TASK PROMPT: Go through the records and show each line where the word "caption" occurs.

........

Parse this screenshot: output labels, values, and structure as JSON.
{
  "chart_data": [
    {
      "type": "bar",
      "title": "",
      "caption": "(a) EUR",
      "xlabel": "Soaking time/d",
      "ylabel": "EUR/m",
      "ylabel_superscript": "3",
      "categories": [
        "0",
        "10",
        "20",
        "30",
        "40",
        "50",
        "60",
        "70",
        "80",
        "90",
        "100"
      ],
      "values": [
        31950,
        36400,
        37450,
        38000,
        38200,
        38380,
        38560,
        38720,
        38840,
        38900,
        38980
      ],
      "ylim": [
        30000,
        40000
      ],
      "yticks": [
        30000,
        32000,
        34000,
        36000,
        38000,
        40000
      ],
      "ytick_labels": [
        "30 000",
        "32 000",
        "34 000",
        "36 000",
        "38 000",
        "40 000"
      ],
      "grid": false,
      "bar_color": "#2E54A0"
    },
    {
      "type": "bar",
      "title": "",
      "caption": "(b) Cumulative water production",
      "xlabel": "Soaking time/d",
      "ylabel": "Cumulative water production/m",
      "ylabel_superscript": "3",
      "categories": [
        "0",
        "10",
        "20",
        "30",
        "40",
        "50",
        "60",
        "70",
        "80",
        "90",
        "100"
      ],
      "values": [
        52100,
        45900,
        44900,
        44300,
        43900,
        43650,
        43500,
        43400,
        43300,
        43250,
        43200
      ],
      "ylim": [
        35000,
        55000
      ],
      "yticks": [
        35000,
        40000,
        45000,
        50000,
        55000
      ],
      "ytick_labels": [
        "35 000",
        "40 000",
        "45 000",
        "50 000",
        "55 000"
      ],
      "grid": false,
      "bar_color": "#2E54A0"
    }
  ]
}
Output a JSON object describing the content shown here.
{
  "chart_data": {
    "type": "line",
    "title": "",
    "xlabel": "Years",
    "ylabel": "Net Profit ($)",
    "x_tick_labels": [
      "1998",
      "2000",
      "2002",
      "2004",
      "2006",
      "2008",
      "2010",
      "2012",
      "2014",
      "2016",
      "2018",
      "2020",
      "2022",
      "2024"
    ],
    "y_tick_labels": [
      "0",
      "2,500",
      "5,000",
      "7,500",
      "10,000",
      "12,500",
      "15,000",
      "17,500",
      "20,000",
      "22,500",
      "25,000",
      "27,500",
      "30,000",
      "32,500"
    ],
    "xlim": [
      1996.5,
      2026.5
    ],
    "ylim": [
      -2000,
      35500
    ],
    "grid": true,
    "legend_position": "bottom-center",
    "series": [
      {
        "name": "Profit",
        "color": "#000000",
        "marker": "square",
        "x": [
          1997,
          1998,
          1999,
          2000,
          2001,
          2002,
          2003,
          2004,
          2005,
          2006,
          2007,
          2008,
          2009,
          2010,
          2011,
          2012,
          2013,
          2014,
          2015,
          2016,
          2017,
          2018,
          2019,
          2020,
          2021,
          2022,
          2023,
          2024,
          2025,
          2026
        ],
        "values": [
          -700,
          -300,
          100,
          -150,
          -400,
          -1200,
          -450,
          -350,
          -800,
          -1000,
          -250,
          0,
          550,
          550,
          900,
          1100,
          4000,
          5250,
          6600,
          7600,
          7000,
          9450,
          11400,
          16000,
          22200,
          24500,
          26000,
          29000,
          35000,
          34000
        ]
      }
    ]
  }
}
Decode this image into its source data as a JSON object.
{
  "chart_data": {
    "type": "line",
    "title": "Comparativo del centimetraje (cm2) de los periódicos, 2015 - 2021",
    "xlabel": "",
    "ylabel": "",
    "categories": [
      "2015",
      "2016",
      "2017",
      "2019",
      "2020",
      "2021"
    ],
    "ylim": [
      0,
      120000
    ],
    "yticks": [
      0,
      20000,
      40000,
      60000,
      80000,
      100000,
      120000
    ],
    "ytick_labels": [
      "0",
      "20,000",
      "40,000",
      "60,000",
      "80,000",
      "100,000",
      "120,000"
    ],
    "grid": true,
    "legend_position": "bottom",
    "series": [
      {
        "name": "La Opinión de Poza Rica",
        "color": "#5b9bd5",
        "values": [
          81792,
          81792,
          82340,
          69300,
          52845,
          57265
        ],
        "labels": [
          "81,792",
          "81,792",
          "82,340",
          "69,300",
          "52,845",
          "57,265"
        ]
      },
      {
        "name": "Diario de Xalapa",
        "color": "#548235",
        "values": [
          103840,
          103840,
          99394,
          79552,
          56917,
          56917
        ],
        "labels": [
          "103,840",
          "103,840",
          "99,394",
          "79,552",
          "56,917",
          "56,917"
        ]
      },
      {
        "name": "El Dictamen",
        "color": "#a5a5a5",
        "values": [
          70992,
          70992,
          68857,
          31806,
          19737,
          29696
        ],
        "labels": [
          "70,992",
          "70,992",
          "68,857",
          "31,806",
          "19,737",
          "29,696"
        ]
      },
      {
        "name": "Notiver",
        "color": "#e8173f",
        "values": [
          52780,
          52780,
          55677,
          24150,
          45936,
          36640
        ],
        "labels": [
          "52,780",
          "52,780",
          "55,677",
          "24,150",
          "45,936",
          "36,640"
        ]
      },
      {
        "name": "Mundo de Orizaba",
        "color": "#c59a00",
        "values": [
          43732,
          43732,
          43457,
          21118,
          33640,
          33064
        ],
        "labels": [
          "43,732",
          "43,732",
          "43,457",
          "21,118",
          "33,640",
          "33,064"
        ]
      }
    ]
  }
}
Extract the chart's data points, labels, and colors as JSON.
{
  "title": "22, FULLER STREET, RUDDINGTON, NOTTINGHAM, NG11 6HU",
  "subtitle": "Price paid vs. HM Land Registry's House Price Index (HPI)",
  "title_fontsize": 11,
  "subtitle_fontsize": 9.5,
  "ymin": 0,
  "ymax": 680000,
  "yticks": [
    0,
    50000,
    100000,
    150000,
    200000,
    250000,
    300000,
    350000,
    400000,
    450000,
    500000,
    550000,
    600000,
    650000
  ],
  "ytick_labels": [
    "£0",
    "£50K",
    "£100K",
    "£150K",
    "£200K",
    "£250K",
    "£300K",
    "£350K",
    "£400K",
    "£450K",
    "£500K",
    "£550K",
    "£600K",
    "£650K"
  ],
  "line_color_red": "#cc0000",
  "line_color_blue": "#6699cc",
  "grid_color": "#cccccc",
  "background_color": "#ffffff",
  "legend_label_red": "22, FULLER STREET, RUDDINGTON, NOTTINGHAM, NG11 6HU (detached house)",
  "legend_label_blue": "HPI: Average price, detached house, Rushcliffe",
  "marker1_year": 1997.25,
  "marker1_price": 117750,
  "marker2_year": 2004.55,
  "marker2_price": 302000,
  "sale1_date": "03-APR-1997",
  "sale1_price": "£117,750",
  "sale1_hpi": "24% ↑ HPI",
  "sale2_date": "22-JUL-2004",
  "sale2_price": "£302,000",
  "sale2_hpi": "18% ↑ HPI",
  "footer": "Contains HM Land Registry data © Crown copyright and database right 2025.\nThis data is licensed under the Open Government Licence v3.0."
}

........

EXERCISE SOLUTION:
      "caption": "(a) EUR",
      "caption": "(b) Cumulative water production",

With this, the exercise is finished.